• _Что требуется_: Подхватите текст об актере Глебе Подгородинском и продолжите его сразу после последнего предложения.

• _Исходный текст_:
=-=-=

История эта прошла в несколько этапов. Первый (житейский): давнее знакомство с Алексеем Казанцевым, руководителем Центра, их летние щелыковские досуги. Второй — интерес артиста к самому Центру, к его спектаклям. Третий — его инициатива, идея спектакля по «Гаргантюа и Пантагрюэлю» Рабле, которую он предложил Казанцеву. И, наконец, встречное предложение Казанцева — роль в предстоящем спектакле Центра. Спектакль по пьесе братьев Пресняковых «Половое покрытие» поставлен был Ольгой Субботиной; одну из главных ролей сыграл пришелец (не беглец!) с академической сцены Глеб Подгородинский.

Полная парадоксов и мистификаций, абсурдная и земная, вполне «новодрамовская» история приключений двух ребят-ремонтников, извлекших из-под полового покрытия труп, не отпугнула пришельца. Разыграна она была бесшабашным ансамблем лихо и с перебором, как говорится, на грани фола, и Подгородинский здесь был, как все; был даже более других раскован и весел, лучился энергией и тем восторгом от пребывания на сцене, что когда-то поразил в его Руслане. «Тихий и мягкий» Пьеро был оттеснен (но пока не заменен) Арлекином; он словно занял у него силы.

Неужели ему, артисту русской классики, нужна была эстетика «новой драмы», с ее сюжетами, типажом и странными текстами? Наверное, нужна — отсюда его интерес к ней, и его приход, и его успех в новой роли. Быть может, в нем приоткрылись какие-то клапаны, куда вливалась эта небезопасная, но живая энергия — или, получив свободу, шла изнутри. Ведь недаром он признавался, что привлекает его в Центре: «Степень свободы, которая иногда захлестывает; она очень важна, чего не хватает нам в репертуарных театрах, где есть какие-то условия, традиции, рамки. Здесь этого нет».

Здесь перегиб, конечно: и в Центре есть свои условия, без чего искусство бесформенно, его просто нет. Но дело в другом: природа артиста даже академической школы (как и весь театр) периодически требует обновления, требует прививки иного, и, не пройдя через это, театр в чем-то оскудевает. Примеров тут несть числа, хотя бы то, что наш театр в свое время не прошел европейскую школу абсурда, а потом наверстывал это, запоздало и торопливо, и с крайностями, словно сдавая экстерном то, на что должны были бы уйти годы. Но — сдавал...

Словом, Подгородинский заряжался энергией на стороне и приносил ее с собой в свой театр. После дебюта в Центре она выльется в фарсовой роли Ломова, в комедийном бесстрашии, в заразительности актера. Вряд ли дело здесь лишь в жанре, хотя водевиль Чехова сам по себе придает актерам смелости, диктует условия игры, да и Подгородинский щедро наделен комедийностью. Все же он — не комик по преимуществу, и речь идет об энергии вне жанра, как таковой.

=-=-=

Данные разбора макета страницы
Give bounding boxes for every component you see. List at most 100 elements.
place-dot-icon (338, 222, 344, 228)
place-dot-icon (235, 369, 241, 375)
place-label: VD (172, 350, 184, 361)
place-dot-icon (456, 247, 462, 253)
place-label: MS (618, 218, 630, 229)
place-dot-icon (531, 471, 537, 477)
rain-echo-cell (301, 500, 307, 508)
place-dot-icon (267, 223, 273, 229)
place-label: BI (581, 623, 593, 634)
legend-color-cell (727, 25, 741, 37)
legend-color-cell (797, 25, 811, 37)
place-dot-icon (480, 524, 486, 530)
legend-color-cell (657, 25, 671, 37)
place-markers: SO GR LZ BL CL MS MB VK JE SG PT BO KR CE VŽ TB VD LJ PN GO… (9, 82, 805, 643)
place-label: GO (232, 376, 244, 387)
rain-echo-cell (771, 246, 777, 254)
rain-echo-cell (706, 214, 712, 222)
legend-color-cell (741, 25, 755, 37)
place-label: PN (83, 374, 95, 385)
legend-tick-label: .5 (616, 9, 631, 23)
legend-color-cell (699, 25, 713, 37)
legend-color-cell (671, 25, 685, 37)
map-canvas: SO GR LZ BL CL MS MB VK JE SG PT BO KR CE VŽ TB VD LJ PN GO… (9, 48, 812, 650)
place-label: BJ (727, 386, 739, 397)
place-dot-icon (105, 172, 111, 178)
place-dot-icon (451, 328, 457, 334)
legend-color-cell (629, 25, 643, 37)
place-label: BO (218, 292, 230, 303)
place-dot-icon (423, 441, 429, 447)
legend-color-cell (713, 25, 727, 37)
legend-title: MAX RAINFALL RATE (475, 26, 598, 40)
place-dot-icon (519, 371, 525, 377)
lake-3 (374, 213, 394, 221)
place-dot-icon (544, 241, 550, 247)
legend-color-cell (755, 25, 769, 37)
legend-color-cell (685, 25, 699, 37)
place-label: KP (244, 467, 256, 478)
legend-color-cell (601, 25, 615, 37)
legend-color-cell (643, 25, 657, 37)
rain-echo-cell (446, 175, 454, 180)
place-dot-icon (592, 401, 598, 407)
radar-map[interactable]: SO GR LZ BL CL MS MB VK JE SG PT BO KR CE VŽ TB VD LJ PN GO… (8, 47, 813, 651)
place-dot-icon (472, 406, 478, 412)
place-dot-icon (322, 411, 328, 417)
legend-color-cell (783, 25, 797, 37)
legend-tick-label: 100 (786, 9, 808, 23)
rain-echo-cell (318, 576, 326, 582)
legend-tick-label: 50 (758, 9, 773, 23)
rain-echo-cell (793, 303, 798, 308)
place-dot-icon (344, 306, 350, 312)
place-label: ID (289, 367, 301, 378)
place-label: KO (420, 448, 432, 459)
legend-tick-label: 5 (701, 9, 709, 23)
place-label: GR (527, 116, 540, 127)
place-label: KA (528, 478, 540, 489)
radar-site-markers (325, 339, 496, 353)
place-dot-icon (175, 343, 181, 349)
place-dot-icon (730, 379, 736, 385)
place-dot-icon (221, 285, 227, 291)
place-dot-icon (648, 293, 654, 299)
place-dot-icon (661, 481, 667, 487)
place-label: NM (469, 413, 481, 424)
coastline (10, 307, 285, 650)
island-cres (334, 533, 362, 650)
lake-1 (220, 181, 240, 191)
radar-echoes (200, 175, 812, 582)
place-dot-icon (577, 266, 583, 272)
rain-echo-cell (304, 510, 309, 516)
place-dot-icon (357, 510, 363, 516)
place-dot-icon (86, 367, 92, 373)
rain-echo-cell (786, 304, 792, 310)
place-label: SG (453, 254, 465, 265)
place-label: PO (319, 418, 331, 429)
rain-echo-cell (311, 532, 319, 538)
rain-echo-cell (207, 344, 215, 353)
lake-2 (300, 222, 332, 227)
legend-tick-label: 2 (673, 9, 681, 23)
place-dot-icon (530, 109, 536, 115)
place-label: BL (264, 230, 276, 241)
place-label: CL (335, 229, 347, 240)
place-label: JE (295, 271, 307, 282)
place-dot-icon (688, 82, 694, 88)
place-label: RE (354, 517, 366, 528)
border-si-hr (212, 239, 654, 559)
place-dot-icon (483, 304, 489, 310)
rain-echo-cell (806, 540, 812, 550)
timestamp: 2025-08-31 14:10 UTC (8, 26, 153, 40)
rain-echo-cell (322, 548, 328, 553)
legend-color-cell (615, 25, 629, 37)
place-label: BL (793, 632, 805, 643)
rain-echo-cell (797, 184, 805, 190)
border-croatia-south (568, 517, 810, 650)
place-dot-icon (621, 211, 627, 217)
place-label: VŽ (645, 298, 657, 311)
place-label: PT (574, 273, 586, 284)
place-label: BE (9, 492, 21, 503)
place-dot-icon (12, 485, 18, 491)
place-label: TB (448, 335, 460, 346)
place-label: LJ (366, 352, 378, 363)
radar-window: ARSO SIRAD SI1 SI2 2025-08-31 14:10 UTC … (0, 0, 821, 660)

=-=-=

• _Результат_:
Далее будет метаморфоза. Не просто новая «степень свободы», упоение собственной смелостью, но — преображение в роли, которая вряд ли пришла бы ему на ум; извлечение таких актерских ресурсов, о которых сам он едва ли подозревал. Ему, воплощенному недотепе, беззащитному Пьеро, нежному любимцу Москвы, предстояло изобразить монстра.

Летом 2005 года Казанцев выпустил «Смерть Тарелкина», где Подгородинскому досталась двойная роль Тарелкина-Копылова. Критики поразились самоотверженности, с какой артист отбрасывал свое обаяние, свою непобедимую юность и, привыкший к сочувствию, получал отвращение публики; поразились той технике, внешней и внутренней, с которой он включал в работу весь свой актерский аппарат, до мелких жестов и интонаций; той злой и темной энергии, что шла от него, заполняя сцену. Возникло даже предположение о том, что это и есть его скрытая до поры органика («...актер всегда подавлял свое природное отрицательное обаяние; в роли Тарелкина оно выпущено на свободу»). Вряд ли это так, хотя аберрация зрения критика может быть комплиментом актеру, так плотно влезшему в шкуру образа, что не представишь его иным. Но он — иной, просто возмужал резко, и мастерства прибавилось, и свободы, и палитра его расширилась, включая в себя то, что нужно нынешнему, стремящемуся к универсальности актеру: и грустную лирику Пьеро, и властную жестокость Арлекина; и тихую психологию, и гротеск.

С новым своим багажом он будет работать на старой сцене, соблюдая ее «условия, традиции, рамки», но иначе их заполняя. После Тарелкина он сыграет в Малом театре Мольера — Клеанта в «Мнимом больном» у Женовача. Сыграет со знакомым уже добрым юмором, но критик назовет его обаяние «сокрушительным», энергию — «заразительной», и заключит свой пассаж неожиданным афоризмом: «В здоровом теле — здоровый дух». Эпитеты уже иного порядка...

И наконец Подгородинский сыграет в Центре спектакль по Рабле «Героические деяния и речения доблестных Пантагрюэля и Панурга», поставленный учеником Женовача, Олегом Юмовым. Сыграет в паре с давним товарищем своим Алексеем Дубровским, упиваясь самой стихией игры и «захлестывающей» свободой, озорничая, меняя роли, заражая и заряжая зал веселой энергией гистрионов. Это заставит очередного очарованного критика предположить, что надоела ему классика в Малом театре, иначе он не дурачился бы с таким наслаждением на цирковой манер. Вывод — опять мимо, и опять в похвалу актеру.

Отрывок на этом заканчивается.